-- Begin Supplied records --

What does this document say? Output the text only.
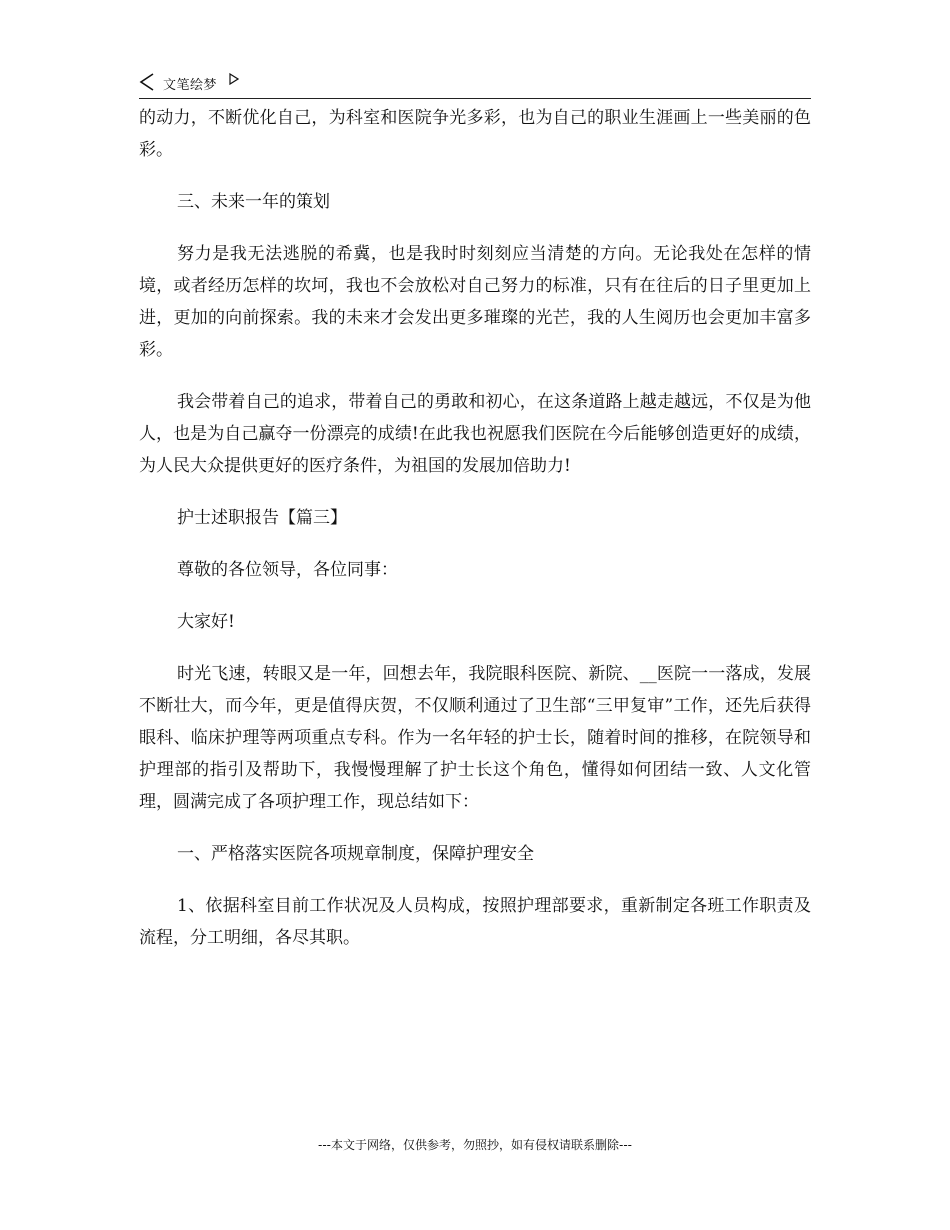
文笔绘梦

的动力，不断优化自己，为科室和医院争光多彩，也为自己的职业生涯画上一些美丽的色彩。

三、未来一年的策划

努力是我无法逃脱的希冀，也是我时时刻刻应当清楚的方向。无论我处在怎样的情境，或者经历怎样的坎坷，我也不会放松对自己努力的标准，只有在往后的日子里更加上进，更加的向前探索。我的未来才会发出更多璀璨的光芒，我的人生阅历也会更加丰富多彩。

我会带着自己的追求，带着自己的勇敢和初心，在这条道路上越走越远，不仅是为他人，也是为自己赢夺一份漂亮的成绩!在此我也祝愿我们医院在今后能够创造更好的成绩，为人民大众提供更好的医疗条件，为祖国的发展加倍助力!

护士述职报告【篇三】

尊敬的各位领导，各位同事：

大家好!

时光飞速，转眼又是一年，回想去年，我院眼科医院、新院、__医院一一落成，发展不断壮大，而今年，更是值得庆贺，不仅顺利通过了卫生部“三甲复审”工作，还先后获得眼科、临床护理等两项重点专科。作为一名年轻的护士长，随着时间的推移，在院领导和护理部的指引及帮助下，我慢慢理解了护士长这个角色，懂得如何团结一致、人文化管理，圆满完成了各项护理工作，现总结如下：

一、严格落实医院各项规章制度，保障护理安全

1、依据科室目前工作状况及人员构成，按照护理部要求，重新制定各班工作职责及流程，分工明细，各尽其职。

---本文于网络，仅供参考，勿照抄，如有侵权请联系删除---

-- End Supplied records --

### Stated goal
Without including any pictures, print each record exactly.

### Expected answer
What does this document say? Output the text only.
文笔绘梦

的动力，不断优化自己，为科室和医院争光多彩，也为自己的职业生涯画上一些美丽的色彩。

三、未来一年的策划

努力是我无法逃脱的希冀，也是我时时刻刻应当清楚的方向。无论我处在怎样的情境，或者经历怎样的坎坷，我也不会放松对自己努力的标准，只有在往后的日子里更加上进，更加的向前探索。我的未来才会发出更多璀璨的光芒，我的人生阅历也会更加丰富多彩。

我会带着自己的追求，带着自己的勇敢和初心，在这条道路上越走越远，不仅是为他人，也是为自己赢夺一份漂亮的成绩!在此我也祝愿我们医院在今后能够创造更好的成绩，为人民大众提供更好的医疗条件，为祖国的发展加倍助力!

护士述职报告【篇三】

尊敬的各位领导，各位同事：

大家好!

时光飞速，转眼又是一年，回想去年，我院眼科医院、新院、__医院一一落成，发展不断壮大，而今年，更是值得庆贺，不仅顺利通过了卫生部“三甲复审”工作，还先后获得眼科、临床护理等两项重点专科。作为一名年轻的护士长，随着时间的推移，在院领导和护理部的指引及帮助下，我慢慢理解了护士长这个角色，懂得如何团结一致、人文化管理，圆满完成了各项护理工作，现总结如下：

一、严格落实医院各项规章制度，保障护理安全

1、依据科室目前工作状况及人员构成，按照护理部要求，重新制定各班工作职责及流程，分工明细，各尽其职。

---本文于网络，仅供参考，勿照抄，如有侵权请联系删除---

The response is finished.